### The task:
Take every line where the string "Umbrella" appears and copy it.

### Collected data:
********************

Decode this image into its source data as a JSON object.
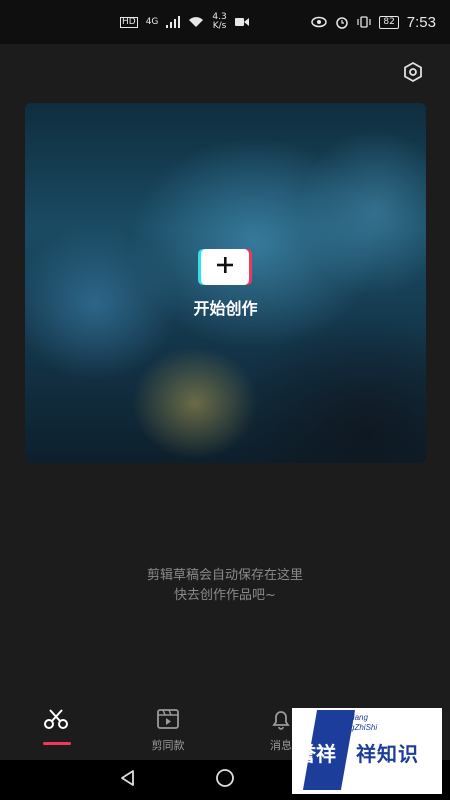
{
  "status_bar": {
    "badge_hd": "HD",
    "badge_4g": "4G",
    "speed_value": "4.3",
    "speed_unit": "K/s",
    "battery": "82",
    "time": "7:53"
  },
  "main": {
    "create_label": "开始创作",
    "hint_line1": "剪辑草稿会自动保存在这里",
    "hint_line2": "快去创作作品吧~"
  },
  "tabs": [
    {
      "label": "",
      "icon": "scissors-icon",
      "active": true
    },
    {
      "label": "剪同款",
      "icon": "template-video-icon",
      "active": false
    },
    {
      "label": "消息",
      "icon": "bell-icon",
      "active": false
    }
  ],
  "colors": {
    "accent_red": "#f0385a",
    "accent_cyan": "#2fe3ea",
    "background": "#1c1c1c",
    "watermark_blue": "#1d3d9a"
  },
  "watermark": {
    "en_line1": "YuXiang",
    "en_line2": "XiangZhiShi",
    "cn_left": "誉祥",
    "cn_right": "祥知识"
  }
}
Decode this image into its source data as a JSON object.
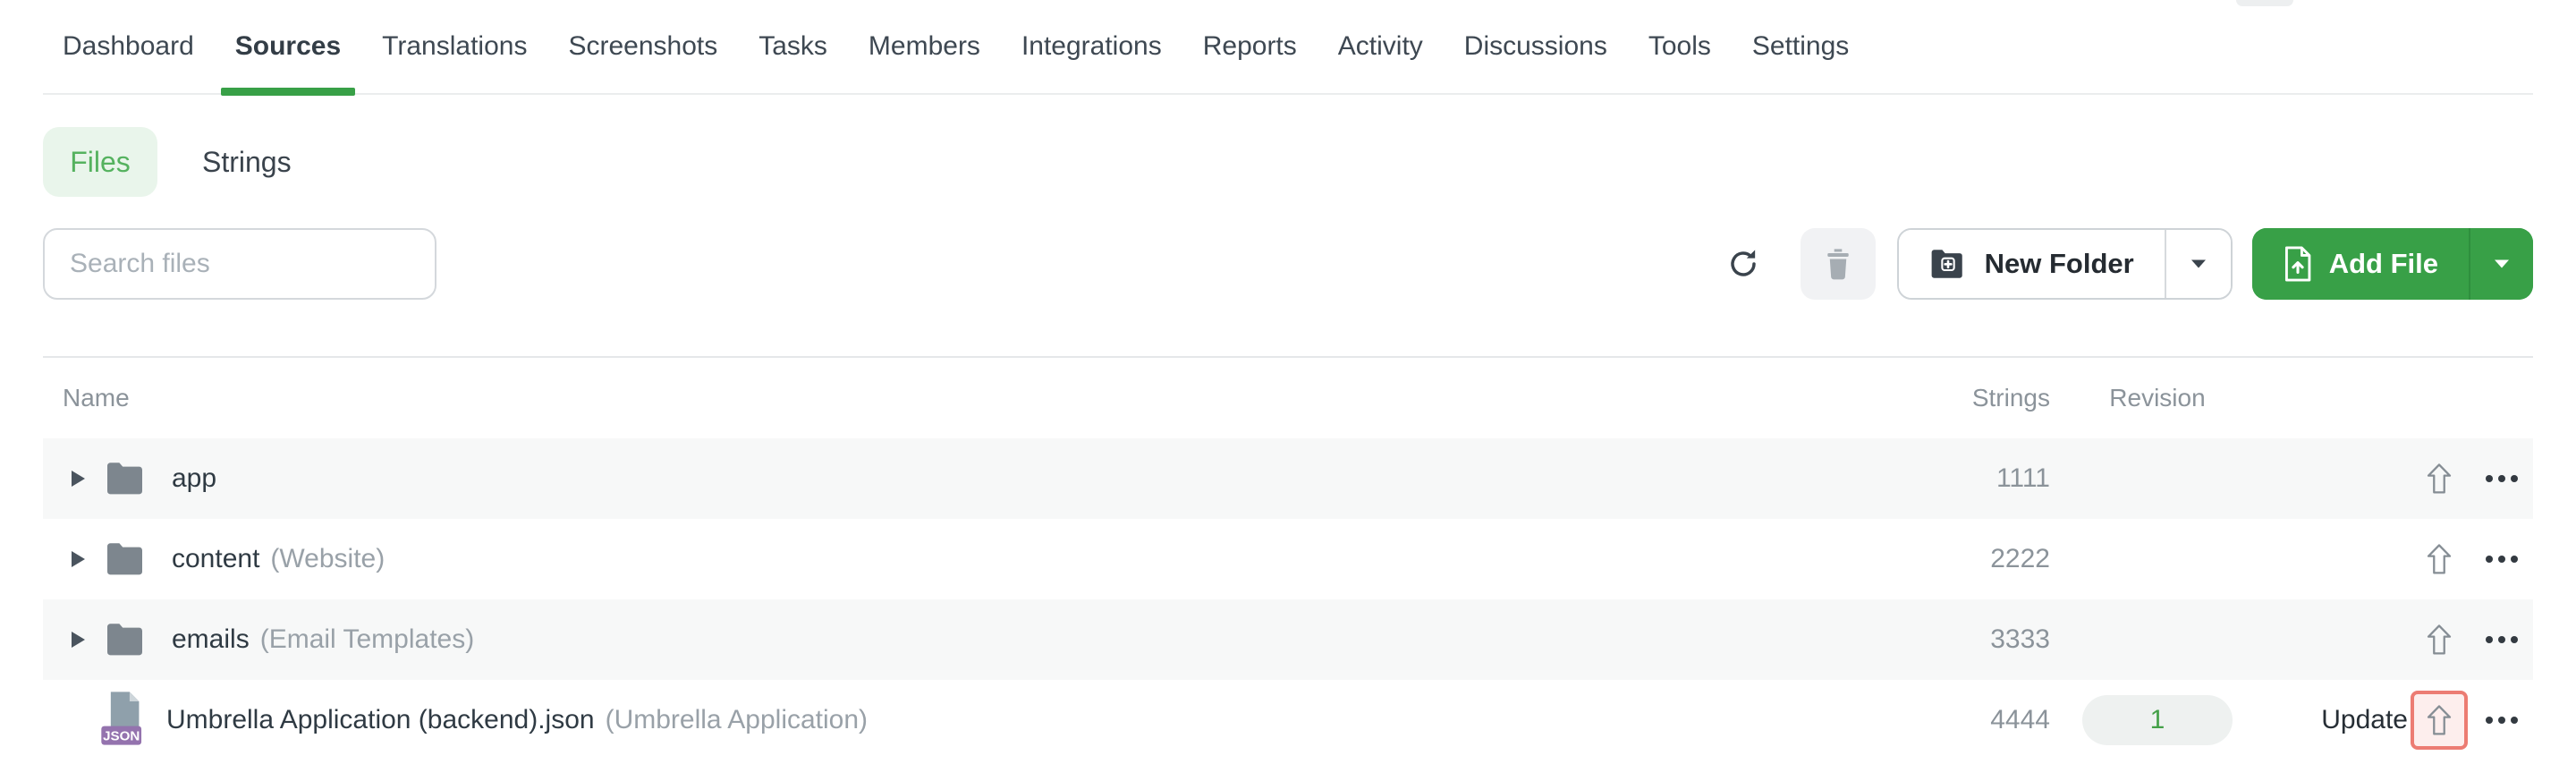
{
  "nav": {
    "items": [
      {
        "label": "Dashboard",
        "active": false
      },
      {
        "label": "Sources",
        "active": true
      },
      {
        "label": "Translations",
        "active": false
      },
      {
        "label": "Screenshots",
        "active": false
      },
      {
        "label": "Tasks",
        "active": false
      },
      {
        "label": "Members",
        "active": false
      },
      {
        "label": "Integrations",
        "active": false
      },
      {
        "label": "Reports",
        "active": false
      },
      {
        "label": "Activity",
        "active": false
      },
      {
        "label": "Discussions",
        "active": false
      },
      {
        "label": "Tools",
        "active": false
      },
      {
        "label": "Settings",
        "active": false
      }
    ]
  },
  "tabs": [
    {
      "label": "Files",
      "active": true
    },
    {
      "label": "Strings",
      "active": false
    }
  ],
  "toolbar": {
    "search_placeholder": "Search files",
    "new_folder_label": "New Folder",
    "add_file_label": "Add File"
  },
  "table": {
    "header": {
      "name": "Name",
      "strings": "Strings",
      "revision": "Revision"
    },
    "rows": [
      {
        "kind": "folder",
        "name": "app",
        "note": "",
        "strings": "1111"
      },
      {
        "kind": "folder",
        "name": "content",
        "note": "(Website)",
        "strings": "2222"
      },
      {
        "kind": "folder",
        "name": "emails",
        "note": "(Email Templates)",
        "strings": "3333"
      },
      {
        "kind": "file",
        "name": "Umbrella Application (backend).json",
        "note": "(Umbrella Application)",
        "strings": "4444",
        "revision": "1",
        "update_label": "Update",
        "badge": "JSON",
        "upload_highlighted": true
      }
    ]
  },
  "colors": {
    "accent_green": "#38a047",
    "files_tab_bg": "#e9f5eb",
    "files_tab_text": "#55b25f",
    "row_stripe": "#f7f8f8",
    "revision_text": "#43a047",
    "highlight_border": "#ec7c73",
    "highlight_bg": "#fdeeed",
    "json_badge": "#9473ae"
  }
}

********************

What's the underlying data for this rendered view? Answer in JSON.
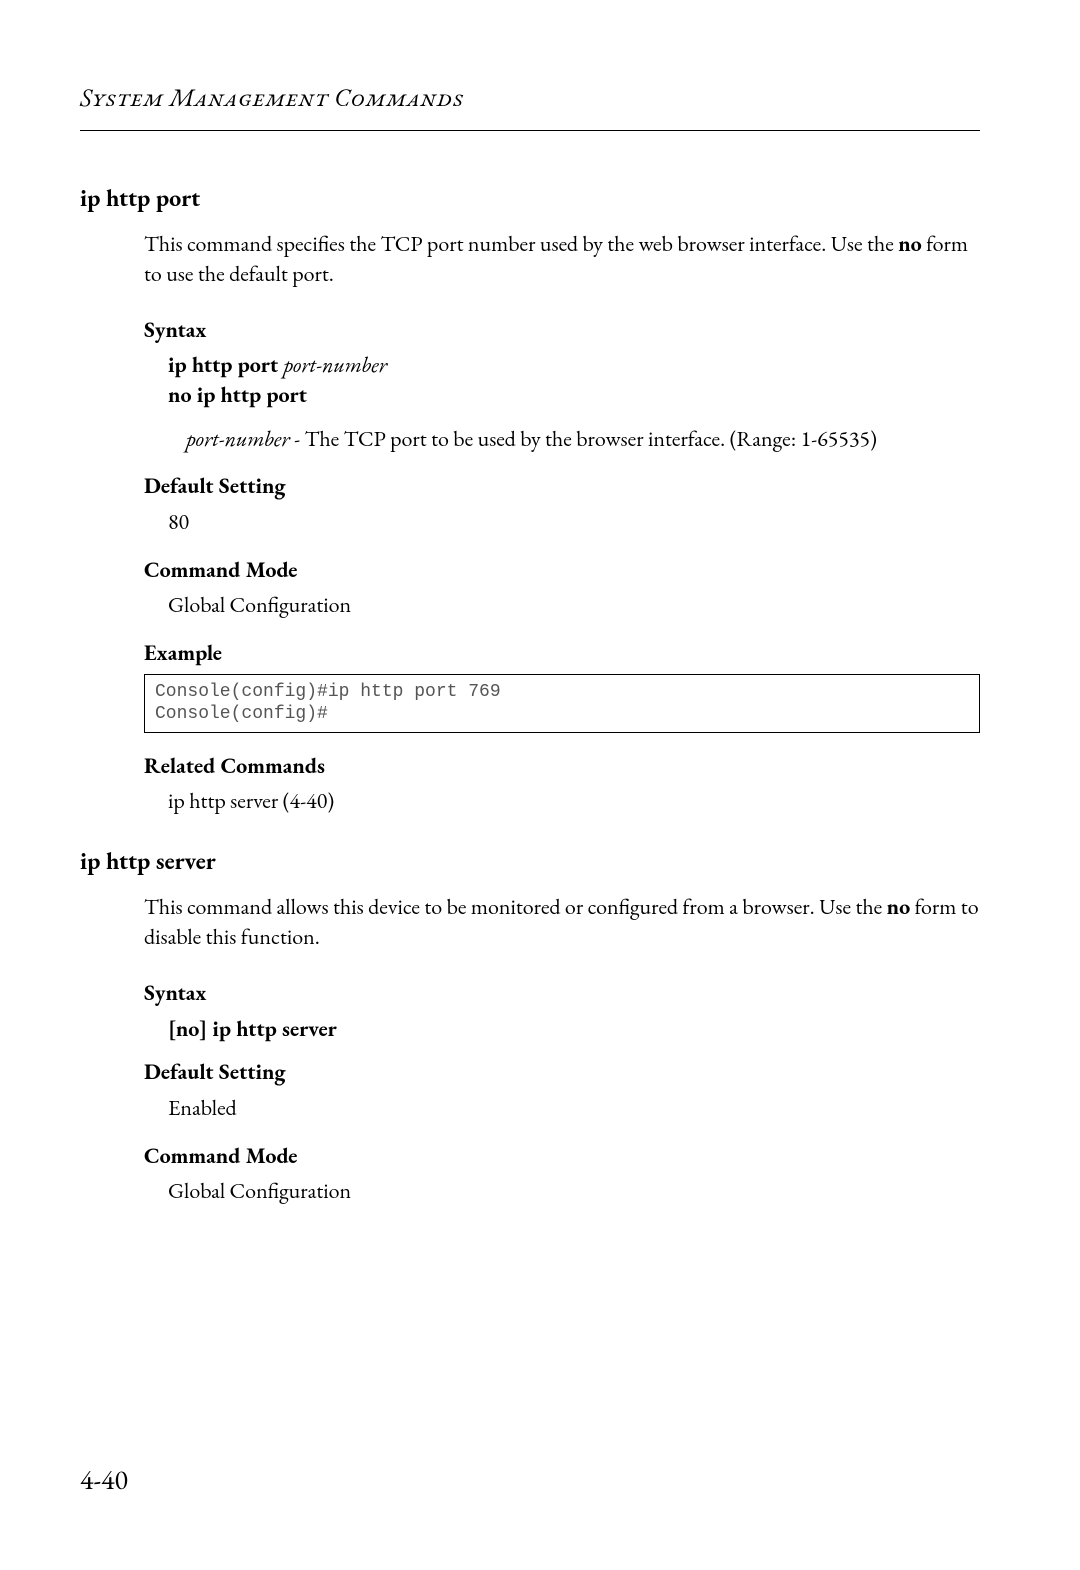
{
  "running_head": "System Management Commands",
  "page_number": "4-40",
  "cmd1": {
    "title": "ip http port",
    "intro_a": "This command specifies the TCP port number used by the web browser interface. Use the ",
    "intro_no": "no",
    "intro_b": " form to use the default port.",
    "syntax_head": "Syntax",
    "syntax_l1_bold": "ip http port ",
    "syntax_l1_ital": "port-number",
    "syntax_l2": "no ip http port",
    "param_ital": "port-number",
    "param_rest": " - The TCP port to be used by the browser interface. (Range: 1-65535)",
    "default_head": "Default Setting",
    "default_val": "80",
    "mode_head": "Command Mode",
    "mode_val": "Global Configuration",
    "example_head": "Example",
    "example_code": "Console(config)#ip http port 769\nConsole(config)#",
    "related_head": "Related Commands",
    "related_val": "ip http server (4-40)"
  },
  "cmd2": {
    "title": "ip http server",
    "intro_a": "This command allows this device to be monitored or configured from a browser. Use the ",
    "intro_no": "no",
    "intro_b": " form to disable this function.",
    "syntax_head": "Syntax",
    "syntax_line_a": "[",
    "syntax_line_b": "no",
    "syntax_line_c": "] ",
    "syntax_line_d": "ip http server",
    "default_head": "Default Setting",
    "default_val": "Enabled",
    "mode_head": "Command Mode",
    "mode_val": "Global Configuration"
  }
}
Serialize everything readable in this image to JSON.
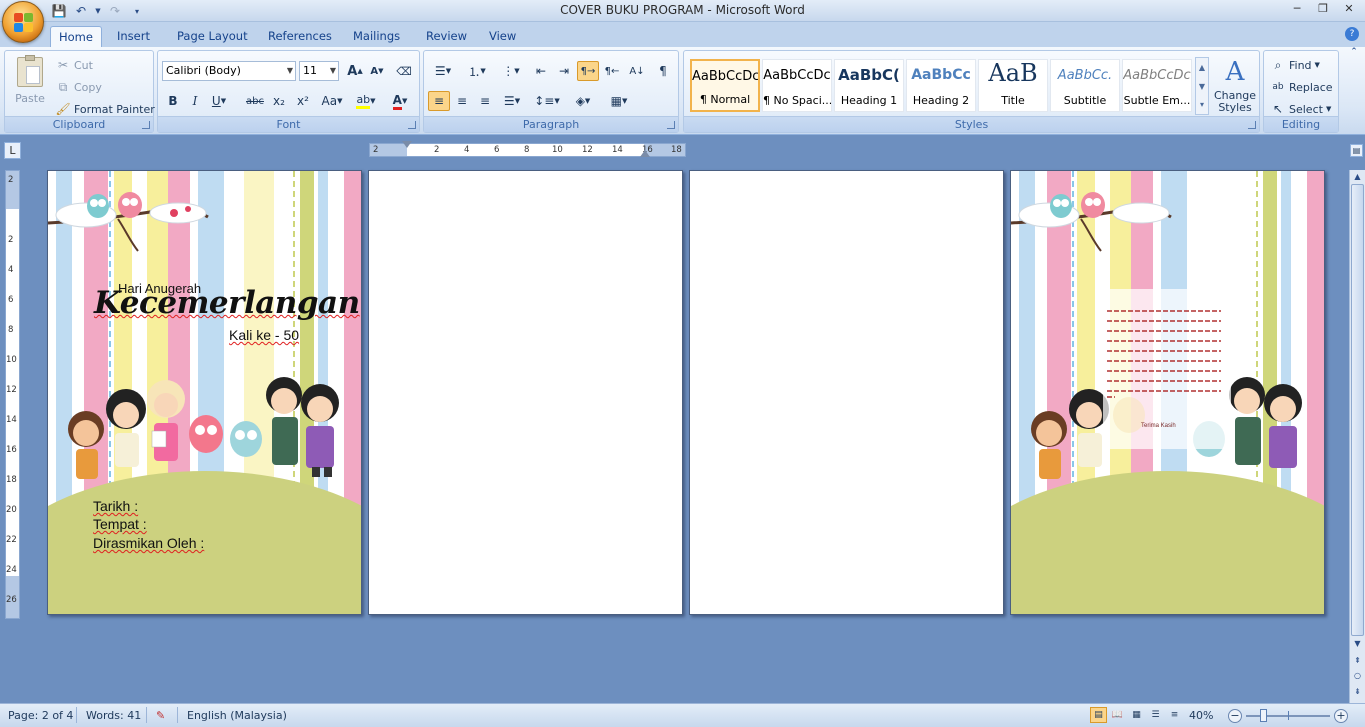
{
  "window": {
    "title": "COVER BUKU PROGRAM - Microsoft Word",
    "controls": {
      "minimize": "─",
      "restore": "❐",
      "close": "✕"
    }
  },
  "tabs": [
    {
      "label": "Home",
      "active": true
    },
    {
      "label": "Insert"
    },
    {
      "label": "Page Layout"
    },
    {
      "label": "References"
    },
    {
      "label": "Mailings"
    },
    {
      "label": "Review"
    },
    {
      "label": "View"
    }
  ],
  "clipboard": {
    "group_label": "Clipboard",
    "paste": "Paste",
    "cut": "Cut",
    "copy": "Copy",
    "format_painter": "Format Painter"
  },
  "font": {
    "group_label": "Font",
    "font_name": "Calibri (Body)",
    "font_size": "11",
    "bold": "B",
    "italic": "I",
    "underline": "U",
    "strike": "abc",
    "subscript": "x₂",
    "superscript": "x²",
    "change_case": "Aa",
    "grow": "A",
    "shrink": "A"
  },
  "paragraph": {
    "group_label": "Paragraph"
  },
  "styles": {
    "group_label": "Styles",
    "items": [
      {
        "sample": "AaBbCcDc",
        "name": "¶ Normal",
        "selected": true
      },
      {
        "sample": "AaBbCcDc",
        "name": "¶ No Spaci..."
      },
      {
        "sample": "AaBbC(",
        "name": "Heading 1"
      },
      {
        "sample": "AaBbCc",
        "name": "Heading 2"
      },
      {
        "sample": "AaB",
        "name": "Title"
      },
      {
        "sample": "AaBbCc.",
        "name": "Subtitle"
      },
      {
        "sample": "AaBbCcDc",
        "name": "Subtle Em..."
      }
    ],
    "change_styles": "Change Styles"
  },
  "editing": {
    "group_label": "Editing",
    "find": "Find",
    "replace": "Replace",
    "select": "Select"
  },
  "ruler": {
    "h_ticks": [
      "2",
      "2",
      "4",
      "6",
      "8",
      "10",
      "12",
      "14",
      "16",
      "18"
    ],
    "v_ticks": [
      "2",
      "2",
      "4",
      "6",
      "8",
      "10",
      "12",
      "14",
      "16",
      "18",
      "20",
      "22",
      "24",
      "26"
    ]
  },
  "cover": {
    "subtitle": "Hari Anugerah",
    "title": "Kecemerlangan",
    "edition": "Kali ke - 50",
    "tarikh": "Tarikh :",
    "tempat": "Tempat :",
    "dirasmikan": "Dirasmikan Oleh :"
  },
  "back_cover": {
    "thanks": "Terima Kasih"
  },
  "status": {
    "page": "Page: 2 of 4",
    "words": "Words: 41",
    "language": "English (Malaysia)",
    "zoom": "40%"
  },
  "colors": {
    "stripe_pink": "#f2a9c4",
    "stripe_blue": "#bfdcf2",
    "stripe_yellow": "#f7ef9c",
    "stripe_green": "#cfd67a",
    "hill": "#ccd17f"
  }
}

********************

### Exercise response:
        "name": "Umbrella Application (backend).json",
        "note": "(Umbrella Application)",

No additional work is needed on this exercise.